## Data entries

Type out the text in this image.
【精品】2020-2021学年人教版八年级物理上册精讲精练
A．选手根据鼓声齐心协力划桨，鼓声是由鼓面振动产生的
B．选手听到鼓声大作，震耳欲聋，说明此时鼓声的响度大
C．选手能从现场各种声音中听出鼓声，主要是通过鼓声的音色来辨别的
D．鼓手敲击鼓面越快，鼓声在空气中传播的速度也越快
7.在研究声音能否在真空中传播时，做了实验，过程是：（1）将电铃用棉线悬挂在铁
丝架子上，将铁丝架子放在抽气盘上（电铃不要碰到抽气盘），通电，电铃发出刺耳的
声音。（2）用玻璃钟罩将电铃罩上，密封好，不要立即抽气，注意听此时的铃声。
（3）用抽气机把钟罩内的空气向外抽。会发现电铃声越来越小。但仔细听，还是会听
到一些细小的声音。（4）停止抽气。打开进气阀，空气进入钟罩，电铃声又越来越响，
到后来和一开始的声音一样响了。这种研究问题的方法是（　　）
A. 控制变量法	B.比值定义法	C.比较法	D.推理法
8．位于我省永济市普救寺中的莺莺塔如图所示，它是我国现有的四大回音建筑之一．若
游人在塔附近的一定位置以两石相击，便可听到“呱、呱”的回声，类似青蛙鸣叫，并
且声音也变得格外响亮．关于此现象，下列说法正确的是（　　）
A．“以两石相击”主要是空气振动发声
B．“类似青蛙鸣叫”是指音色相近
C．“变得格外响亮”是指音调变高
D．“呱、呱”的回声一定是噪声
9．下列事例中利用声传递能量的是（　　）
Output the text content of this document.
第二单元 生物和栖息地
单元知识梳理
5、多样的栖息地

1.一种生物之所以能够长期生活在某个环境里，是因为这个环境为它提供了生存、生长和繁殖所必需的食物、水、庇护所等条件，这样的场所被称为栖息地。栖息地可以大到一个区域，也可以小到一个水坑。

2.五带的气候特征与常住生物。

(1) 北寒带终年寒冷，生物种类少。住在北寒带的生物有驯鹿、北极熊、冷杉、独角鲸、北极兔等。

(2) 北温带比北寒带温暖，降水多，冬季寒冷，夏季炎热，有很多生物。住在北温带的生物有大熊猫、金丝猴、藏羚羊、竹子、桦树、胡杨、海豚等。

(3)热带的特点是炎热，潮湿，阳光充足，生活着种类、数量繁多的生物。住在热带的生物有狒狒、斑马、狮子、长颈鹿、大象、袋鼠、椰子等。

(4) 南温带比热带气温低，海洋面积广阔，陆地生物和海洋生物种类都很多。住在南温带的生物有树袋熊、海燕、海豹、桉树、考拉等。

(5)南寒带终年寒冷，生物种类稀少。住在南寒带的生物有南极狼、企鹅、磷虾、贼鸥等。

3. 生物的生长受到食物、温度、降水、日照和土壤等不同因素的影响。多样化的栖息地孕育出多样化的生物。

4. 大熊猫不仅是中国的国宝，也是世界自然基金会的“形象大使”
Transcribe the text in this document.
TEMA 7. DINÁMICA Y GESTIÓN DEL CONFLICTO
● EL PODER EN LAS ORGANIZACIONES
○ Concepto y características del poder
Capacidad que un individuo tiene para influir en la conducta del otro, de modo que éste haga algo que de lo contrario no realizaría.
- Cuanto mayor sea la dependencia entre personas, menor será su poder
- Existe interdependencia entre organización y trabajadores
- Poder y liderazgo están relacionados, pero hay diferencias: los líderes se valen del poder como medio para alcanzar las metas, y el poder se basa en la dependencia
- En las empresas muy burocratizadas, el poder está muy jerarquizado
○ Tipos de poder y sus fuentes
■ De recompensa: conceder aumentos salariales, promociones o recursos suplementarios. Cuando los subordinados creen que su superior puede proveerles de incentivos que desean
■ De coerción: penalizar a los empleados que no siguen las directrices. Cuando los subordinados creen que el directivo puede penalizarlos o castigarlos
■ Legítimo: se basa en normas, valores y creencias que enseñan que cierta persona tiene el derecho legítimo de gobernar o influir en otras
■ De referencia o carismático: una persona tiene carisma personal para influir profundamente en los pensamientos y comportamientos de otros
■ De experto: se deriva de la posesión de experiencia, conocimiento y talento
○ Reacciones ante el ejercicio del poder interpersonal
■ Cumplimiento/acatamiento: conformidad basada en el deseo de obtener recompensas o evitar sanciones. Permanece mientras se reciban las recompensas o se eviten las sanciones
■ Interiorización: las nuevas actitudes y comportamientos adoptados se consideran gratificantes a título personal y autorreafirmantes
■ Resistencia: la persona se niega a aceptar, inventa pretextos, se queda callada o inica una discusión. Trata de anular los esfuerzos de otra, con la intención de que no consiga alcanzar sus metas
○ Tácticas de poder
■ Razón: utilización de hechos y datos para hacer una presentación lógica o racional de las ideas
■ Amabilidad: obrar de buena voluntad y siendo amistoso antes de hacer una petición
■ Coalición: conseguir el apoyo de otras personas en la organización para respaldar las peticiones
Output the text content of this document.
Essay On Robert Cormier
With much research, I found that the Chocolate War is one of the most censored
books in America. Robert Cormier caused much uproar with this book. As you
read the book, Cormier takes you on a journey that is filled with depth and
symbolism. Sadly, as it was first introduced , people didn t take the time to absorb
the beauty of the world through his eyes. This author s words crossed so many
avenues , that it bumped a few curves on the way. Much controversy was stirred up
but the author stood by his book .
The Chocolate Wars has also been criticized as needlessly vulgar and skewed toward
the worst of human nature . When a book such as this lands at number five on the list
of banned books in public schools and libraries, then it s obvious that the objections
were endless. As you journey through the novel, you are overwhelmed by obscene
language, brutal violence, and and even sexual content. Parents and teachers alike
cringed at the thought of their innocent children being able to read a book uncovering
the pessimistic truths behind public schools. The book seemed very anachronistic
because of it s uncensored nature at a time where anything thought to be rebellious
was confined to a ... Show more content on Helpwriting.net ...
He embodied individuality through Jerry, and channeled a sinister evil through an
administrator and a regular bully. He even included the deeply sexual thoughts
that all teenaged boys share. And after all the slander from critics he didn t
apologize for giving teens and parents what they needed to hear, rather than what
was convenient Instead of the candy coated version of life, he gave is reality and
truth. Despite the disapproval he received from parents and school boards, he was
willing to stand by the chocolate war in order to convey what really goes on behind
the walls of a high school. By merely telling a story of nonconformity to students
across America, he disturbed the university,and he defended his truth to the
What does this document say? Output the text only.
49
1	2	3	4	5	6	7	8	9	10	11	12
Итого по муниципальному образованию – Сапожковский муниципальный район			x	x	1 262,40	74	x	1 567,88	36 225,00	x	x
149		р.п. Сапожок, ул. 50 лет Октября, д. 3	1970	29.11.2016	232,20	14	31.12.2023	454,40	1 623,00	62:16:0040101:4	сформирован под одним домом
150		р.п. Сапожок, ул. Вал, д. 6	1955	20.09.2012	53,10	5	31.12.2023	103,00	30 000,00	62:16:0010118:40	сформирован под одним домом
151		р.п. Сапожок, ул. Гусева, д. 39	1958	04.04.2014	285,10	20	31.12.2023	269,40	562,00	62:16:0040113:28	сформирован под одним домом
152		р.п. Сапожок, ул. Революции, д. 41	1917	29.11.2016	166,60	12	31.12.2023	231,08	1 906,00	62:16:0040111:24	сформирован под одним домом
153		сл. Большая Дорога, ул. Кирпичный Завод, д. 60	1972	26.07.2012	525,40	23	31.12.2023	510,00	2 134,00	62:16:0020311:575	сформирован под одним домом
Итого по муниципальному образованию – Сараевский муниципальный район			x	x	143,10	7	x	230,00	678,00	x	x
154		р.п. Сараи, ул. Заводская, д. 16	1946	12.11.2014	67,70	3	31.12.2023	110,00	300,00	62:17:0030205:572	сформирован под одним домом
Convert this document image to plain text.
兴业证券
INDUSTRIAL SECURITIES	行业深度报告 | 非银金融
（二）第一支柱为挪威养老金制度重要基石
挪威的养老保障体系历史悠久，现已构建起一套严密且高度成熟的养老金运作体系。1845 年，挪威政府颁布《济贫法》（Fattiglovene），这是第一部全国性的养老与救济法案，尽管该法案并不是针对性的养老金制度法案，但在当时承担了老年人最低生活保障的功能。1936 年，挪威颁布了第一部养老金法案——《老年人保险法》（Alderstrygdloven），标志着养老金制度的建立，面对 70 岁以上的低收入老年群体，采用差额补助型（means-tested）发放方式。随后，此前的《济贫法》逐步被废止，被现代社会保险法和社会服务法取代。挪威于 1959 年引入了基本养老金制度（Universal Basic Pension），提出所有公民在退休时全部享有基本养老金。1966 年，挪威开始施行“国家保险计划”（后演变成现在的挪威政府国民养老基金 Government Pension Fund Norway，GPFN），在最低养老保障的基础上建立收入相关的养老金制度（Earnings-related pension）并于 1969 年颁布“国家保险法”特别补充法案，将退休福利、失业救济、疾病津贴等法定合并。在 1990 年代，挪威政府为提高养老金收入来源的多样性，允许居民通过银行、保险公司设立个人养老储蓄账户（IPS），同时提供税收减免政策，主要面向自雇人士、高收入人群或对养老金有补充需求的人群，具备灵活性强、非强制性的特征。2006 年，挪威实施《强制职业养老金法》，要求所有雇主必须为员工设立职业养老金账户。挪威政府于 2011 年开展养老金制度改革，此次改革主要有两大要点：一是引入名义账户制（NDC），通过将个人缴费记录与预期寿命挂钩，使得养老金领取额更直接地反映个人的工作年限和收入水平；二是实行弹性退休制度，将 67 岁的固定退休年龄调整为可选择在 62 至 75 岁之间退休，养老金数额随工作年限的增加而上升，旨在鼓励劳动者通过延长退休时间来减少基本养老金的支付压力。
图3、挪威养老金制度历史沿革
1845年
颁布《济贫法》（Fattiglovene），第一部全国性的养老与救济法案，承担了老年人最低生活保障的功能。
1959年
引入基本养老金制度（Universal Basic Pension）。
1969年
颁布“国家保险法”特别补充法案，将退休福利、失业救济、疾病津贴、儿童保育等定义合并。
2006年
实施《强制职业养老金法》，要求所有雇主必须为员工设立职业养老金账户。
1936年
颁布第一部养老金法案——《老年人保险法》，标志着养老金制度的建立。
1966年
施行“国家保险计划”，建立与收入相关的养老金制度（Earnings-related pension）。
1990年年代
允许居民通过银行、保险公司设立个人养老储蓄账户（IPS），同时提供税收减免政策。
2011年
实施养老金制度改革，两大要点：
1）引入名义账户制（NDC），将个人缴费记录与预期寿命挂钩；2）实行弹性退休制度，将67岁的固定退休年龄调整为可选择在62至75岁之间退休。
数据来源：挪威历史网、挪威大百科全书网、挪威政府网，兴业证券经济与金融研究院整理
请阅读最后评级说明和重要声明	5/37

## Exercise instructions
In the material above, tally every line with the string "through" in it, then give that number alone.

## Result
3